**WHAT TO DO**
Count the lines below that contain the word "Donations" and give only the number.

==== DATASET ENTRIES ====

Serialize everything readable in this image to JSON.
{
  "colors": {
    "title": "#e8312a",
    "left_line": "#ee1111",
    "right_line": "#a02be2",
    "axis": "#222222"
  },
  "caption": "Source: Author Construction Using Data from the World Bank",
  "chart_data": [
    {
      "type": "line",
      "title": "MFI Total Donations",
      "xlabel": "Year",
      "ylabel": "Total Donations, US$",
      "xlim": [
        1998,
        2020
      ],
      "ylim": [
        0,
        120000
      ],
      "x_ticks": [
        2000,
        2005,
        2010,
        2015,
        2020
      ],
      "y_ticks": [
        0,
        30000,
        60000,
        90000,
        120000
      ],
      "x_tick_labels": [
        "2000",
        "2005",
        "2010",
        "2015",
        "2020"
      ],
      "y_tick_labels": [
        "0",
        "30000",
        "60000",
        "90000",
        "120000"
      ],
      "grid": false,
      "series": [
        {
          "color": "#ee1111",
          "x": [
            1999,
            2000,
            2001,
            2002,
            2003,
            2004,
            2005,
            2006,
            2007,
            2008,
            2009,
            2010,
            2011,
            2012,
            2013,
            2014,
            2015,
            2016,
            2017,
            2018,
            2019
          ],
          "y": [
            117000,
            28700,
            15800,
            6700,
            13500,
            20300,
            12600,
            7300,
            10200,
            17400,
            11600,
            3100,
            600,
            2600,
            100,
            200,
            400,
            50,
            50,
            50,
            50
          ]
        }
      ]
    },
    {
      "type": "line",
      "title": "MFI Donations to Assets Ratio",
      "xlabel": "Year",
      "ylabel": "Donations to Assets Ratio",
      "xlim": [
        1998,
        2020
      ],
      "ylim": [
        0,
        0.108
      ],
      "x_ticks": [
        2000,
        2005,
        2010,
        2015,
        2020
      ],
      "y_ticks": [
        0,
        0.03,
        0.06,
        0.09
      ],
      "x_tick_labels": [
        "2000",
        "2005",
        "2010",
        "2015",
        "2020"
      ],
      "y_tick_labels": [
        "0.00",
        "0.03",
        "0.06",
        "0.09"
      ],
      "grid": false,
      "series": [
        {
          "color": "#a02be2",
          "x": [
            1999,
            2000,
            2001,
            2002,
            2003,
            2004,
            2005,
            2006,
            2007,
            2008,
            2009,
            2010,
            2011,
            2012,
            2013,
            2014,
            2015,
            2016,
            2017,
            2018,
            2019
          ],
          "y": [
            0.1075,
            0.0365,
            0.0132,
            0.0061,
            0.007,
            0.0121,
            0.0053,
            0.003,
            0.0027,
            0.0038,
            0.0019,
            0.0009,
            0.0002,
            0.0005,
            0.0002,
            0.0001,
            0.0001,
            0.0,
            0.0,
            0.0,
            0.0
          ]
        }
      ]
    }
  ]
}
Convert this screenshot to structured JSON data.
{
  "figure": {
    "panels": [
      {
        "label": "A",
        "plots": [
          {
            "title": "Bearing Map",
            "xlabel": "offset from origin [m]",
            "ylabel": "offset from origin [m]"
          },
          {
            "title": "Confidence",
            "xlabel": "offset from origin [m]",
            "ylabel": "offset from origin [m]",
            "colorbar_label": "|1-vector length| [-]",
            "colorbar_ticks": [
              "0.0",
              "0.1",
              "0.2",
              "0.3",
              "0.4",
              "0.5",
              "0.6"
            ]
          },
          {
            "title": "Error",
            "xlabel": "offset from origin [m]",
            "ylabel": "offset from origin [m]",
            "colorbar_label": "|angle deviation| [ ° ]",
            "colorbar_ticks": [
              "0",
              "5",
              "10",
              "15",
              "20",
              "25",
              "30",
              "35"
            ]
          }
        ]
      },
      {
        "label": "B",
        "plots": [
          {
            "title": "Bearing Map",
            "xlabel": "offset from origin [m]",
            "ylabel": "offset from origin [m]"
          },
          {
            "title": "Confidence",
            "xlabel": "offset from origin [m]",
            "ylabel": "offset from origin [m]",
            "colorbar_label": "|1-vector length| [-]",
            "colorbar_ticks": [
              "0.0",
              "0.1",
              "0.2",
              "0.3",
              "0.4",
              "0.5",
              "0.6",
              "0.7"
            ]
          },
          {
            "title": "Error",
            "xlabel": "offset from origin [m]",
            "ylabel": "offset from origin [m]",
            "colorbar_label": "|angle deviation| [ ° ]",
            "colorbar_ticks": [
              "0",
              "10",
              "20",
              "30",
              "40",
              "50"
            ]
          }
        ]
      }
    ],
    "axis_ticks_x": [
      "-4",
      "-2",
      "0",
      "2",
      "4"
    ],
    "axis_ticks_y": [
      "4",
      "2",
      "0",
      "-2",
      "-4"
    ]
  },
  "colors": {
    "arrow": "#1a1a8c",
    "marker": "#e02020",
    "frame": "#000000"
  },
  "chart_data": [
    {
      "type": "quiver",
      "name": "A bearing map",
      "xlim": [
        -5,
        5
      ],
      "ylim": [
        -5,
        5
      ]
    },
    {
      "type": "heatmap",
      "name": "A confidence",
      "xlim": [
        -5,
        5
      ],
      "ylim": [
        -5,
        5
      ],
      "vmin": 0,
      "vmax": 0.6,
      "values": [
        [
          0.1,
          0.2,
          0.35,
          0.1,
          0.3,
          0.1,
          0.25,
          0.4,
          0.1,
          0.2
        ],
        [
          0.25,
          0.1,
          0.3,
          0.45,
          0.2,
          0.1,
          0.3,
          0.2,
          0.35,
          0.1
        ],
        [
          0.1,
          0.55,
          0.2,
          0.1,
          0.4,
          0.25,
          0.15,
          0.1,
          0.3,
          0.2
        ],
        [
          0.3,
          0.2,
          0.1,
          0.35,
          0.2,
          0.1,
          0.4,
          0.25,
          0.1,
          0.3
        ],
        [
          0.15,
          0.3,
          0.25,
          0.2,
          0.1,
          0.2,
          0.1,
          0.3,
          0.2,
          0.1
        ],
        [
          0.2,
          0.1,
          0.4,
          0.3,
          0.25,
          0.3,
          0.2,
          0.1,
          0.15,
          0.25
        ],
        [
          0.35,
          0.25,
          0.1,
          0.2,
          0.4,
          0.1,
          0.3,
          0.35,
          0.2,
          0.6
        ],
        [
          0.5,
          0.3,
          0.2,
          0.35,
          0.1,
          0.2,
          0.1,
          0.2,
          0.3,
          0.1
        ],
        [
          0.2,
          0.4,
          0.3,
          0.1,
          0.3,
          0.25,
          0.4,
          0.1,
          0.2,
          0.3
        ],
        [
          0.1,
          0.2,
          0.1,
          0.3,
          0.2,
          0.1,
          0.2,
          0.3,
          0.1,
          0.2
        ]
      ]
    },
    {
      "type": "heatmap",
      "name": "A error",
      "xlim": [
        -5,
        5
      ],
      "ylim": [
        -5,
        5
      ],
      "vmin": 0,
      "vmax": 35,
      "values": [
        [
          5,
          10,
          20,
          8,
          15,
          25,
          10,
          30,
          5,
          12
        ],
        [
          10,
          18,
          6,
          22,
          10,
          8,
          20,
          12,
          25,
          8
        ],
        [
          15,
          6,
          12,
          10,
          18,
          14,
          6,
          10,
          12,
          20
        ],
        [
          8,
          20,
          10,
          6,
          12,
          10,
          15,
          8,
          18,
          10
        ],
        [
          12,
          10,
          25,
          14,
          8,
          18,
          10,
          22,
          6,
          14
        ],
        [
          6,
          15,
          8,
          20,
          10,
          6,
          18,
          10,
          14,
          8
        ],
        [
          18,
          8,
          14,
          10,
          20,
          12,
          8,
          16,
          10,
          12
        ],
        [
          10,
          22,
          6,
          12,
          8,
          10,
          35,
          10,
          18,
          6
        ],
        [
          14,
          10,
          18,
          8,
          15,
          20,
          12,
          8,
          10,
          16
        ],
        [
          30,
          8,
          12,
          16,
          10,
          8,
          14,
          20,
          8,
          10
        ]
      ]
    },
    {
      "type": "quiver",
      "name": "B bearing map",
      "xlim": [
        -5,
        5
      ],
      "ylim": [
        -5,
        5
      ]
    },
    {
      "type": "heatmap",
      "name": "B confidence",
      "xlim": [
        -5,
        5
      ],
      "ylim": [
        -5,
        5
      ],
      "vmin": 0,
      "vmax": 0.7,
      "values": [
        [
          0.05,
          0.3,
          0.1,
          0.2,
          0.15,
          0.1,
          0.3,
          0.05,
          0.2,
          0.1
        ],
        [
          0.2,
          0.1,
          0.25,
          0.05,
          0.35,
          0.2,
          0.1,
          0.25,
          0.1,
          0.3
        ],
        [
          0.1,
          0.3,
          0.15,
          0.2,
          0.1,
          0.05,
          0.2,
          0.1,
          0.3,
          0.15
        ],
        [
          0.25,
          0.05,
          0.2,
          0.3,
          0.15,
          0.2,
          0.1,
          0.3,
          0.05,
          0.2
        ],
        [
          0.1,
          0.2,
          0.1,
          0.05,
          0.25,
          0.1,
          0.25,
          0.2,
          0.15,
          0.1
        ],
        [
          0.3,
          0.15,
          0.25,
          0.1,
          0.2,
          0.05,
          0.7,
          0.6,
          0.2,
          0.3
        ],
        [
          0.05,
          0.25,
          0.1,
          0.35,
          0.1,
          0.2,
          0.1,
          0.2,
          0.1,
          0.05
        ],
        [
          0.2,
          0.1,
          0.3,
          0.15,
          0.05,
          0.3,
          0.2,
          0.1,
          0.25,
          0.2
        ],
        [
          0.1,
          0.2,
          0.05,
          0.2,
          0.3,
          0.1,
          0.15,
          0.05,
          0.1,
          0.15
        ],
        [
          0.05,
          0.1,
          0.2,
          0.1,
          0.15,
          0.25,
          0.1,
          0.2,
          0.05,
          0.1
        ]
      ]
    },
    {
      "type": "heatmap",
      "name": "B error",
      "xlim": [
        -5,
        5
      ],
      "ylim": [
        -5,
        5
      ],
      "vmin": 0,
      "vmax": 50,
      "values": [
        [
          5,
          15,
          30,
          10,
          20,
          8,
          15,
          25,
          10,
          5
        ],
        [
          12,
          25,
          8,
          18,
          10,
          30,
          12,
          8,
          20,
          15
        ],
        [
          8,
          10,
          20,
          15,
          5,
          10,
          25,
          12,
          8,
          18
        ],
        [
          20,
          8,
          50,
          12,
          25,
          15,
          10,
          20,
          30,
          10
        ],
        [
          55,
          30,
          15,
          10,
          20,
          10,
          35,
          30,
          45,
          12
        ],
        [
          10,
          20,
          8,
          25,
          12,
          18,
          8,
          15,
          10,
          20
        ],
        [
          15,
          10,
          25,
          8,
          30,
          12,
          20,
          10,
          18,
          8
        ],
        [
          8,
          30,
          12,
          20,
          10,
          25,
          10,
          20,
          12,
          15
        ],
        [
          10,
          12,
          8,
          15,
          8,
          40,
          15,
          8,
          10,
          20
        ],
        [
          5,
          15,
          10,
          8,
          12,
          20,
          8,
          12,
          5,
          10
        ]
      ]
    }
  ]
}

====

**RESPONSE TO THE TASK**
4